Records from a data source
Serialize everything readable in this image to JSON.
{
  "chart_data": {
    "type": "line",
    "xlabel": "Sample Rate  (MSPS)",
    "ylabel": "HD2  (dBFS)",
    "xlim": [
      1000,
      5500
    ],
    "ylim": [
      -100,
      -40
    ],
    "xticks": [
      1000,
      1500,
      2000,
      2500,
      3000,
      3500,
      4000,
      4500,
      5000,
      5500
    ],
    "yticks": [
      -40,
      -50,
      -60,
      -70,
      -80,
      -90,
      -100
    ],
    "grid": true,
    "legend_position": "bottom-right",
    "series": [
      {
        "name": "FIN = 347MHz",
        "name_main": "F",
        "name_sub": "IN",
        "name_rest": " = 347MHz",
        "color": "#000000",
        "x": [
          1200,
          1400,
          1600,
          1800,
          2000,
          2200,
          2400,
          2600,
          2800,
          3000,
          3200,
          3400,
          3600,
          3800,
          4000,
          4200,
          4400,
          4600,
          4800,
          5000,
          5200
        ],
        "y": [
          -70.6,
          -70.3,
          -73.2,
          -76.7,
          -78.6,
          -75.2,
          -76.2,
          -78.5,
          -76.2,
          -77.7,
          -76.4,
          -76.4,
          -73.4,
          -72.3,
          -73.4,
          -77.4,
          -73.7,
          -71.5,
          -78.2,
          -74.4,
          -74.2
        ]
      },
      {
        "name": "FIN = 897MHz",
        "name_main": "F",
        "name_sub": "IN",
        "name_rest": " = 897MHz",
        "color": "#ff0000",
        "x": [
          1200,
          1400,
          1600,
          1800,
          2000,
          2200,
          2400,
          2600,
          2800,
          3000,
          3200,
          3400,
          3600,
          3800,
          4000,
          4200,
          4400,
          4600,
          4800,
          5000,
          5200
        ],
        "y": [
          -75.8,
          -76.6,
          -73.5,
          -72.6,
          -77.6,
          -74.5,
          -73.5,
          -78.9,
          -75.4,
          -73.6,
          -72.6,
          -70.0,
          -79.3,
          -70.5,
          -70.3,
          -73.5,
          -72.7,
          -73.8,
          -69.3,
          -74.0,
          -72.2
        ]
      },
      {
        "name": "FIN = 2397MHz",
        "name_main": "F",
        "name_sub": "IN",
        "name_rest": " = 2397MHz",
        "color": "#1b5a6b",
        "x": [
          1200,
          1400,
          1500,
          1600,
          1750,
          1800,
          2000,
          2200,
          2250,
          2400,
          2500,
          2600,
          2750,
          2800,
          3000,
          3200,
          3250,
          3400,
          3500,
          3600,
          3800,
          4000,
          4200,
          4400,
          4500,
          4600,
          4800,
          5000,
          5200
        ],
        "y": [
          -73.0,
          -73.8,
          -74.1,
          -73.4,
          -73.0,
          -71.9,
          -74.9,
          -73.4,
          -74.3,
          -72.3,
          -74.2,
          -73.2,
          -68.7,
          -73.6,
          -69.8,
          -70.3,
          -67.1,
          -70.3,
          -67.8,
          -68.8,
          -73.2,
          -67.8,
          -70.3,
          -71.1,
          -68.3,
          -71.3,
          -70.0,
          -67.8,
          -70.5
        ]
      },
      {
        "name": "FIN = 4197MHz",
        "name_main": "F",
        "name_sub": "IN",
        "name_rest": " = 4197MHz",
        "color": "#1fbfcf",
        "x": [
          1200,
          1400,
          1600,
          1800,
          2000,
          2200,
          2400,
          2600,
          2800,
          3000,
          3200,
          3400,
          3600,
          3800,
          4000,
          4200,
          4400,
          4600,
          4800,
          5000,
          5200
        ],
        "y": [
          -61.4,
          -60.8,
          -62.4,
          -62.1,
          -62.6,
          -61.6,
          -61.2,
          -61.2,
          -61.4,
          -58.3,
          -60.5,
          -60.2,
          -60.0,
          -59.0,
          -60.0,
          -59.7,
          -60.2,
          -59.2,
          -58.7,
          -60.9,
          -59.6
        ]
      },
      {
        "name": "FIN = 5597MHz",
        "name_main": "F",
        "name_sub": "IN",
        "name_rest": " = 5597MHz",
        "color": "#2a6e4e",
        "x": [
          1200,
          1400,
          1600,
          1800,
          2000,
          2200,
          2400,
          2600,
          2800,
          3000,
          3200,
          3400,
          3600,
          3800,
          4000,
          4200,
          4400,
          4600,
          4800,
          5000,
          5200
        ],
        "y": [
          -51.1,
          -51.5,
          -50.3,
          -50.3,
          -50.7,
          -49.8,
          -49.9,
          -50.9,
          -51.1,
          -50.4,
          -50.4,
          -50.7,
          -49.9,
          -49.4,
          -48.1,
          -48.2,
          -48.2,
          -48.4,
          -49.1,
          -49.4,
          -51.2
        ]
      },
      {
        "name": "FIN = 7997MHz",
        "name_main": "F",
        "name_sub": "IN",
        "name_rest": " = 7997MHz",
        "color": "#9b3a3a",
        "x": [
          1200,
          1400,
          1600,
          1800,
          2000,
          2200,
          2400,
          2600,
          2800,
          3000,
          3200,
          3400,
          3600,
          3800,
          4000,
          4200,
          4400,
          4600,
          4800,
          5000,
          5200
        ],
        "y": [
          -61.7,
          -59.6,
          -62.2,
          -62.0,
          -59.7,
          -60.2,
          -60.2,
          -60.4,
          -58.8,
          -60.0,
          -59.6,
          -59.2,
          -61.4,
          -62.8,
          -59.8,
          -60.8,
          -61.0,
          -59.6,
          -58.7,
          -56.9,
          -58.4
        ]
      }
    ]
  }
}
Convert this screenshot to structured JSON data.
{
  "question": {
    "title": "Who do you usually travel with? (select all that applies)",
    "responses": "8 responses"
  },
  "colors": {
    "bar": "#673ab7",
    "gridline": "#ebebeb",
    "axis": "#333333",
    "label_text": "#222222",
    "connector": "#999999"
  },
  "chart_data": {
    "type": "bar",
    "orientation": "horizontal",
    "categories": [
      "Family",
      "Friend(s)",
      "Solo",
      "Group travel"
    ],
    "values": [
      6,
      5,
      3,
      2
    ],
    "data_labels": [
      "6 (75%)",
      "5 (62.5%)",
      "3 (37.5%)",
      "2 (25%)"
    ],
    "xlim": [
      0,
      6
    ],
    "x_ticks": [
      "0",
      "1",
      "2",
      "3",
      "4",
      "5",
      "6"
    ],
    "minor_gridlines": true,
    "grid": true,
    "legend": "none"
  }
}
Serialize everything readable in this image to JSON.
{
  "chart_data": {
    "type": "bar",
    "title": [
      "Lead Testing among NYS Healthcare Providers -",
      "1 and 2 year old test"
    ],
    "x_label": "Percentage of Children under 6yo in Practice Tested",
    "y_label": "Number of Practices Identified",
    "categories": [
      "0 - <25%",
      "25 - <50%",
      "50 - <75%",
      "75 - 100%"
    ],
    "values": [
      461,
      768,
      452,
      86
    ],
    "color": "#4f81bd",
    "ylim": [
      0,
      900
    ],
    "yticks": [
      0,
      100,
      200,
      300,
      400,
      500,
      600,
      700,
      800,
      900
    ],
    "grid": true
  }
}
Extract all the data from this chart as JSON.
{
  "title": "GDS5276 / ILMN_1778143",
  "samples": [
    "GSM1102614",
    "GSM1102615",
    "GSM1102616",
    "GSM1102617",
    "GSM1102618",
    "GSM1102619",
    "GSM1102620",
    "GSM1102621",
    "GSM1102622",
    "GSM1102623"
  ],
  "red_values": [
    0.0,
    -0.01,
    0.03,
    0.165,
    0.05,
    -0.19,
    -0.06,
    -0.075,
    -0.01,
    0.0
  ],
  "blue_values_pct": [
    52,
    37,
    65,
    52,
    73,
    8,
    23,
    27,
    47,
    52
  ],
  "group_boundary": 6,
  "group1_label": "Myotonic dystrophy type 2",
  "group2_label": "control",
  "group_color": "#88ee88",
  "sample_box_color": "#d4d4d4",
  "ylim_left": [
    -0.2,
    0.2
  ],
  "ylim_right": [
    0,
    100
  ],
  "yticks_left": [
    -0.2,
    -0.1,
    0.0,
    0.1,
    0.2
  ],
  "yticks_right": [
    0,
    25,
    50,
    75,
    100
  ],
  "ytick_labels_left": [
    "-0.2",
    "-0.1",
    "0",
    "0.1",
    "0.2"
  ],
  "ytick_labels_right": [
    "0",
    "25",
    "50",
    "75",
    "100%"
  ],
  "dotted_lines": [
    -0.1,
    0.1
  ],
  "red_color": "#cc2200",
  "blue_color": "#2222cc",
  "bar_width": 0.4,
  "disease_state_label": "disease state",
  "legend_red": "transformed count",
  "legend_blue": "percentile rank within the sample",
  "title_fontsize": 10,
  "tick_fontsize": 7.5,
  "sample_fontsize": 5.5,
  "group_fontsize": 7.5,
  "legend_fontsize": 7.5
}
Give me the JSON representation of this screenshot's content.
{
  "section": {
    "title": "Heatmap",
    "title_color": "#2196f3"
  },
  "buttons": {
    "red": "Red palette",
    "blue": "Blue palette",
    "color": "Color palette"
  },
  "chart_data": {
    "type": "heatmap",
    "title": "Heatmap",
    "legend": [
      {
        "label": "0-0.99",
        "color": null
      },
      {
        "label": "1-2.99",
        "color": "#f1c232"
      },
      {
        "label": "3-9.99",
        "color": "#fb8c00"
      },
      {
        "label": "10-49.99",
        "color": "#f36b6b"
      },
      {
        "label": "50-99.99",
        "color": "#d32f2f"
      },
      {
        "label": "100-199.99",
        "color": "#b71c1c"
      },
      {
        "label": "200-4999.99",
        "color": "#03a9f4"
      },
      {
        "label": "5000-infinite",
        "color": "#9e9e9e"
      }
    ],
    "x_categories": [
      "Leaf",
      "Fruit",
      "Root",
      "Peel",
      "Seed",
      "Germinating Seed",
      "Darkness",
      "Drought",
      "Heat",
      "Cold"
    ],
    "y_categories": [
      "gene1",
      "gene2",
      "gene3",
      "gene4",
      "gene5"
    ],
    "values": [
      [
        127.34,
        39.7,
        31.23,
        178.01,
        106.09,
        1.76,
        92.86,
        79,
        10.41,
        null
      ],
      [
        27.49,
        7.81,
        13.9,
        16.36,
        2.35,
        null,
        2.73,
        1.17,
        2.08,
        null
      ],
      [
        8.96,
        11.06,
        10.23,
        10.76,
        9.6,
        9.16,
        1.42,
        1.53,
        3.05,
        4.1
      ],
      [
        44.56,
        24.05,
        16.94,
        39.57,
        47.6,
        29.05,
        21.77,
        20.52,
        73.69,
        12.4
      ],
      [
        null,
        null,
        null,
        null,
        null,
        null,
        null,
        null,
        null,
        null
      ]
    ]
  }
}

• **EXERCISE AIM**
Scan the material above for the word "travel". Copy each line where it occurs.

• **FULL SOLUTION**
    "title": "Who do you usually travel with? (select all that applies)",
      "Group travel"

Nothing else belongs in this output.